++++ Excerpted data

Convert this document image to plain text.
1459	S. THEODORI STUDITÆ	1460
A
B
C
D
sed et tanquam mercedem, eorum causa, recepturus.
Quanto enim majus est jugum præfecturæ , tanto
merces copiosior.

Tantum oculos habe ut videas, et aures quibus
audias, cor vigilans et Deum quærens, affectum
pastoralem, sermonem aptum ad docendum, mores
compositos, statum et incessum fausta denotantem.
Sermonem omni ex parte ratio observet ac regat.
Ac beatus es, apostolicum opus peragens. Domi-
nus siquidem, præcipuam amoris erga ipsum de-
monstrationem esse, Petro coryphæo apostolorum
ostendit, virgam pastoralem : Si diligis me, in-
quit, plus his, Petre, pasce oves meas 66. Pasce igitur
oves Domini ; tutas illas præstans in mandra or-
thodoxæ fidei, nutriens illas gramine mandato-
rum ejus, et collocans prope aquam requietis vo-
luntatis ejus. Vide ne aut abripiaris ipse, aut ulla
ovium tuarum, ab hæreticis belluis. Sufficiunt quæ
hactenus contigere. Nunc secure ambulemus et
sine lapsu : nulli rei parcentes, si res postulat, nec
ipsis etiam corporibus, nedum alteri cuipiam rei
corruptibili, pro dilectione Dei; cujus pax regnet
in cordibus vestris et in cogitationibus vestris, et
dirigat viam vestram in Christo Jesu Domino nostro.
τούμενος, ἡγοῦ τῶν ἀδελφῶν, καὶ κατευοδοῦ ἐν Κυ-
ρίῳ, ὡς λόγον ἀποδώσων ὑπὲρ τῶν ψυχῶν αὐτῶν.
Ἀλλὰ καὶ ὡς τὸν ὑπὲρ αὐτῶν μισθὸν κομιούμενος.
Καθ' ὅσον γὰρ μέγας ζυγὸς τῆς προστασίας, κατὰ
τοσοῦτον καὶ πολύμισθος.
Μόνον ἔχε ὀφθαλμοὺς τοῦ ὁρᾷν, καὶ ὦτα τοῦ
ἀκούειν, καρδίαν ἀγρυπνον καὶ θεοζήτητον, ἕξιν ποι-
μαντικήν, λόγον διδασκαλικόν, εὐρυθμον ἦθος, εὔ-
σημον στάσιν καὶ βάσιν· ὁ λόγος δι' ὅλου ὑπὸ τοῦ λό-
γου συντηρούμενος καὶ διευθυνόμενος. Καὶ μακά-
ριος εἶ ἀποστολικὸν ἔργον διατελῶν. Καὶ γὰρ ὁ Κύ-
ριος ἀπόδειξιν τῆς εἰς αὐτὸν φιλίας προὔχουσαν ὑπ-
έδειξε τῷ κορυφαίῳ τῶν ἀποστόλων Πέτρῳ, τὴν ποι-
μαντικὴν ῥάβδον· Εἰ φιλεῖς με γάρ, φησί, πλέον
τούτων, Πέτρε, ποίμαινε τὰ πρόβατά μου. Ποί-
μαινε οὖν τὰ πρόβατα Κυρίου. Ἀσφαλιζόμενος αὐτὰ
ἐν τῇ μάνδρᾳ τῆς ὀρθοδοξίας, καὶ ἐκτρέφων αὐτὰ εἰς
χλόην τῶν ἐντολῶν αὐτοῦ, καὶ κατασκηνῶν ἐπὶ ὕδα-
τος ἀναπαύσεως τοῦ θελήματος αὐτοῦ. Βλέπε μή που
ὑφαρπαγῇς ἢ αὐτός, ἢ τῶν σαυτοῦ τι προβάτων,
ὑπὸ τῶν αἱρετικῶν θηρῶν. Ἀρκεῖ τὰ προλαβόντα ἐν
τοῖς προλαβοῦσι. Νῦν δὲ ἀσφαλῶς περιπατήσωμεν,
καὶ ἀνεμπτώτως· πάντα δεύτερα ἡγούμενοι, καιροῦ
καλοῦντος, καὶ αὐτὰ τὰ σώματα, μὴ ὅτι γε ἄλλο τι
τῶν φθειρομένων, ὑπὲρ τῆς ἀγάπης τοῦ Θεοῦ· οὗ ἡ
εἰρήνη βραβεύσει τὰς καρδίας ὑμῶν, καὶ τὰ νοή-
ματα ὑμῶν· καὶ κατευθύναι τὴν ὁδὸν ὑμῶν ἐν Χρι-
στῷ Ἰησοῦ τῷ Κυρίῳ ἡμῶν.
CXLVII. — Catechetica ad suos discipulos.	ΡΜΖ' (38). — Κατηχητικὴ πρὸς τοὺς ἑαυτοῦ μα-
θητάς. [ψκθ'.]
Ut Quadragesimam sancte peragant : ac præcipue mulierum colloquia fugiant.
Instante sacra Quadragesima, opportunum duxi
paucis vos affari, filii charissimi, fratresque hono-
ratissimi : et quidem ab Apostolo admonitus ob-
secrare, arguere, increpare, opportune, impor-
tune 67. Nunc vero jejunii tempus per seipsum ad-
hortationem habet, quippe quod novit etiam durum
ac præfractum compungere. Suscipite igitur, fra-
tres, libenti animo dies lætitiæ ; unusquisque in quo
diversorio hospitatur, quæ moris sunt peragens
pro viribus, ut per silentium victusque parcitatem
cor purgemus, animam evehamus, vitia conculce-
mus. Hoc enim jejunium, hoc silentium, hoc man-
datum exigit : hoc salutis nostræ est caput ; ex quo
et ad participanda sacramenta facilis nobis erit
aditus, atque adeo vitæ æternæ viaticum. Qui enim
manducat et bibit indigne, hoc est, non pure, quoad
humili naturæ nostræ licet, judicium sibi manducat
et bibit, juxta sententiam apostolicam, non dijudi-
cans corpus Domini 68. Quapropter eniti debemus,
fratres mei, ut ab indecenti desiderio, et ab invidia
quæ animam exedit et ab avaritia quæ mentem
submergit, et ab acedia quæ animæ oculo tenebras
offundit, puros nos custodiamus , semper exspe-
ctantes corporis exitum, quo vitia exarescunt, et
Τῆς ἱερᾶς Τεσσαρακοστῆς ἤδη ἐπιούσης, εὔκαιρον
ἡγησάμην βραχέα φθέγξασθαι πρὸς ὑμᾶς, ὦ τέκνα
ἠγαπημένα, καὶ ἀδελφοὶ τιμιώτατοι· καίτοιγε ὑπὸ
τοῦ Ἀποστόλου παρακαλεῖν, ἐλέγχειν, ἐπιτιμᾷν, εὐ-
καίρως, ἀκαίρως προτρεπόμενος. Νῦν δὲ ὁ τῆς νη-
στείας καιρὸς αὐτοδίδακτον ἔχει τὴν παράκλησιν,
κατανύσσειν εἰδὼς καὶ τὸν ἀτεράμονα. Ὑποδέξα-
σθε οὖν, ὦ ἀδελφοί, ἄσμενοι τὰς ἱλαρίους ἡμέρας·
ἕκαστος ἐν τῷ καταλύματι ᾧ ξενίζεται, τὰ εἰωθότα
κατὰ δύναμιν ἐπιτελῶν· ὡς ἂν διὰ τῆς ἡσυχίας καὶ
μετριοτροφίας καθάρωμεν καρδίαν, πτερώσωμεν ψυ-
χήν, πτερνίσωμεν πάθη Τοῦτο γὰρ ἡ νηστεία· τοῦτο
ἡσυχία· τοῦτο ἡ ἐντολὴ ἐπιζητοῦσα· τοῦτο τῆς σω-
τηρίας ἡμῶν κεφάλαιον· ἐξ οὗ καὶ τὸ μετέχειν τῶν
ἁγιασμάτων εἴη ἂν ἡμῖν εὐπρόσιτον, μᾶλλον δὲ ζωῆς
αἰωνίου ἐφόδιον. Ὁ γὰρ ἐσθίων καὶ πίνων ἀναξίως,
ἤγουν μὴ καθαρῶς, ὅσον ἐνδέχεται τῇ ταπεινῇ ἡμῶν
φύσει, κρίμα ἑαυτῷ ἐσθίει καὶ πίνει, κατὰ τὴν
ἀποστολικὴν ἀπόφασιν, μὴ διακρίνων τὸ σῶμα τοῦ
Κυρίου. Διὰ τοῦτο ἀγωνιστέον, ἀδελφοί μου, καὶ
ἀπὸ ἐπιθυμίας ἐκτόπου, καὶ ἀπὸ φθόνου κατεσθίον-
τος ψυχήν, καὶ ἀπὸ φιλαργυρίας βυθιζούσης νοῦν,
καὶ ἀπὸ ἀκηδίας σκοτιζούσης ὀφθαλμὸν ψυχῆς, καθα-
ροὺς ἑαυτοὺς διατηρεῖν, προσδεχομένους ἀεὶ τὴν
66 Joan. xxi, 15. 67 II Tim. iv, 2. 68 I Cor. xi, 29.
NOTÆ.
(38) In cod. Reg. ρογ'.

++++++++

> The exercise: Select the lines from the entries that include the word "κατὰ".

> Exercise response:
Καθ' ὅσον γὰρ μέγας ζυγὸς τῆς προστασίας, κατὰ
κατὰ δύναμιν ἐπιτελῶν· ὡς ἂν διὰ τῆς ἡσυχίας καὶ
φύσει, κρίμα ἑαυτῷ ἐσθίει καὶ πίνει, κατὰ τὴν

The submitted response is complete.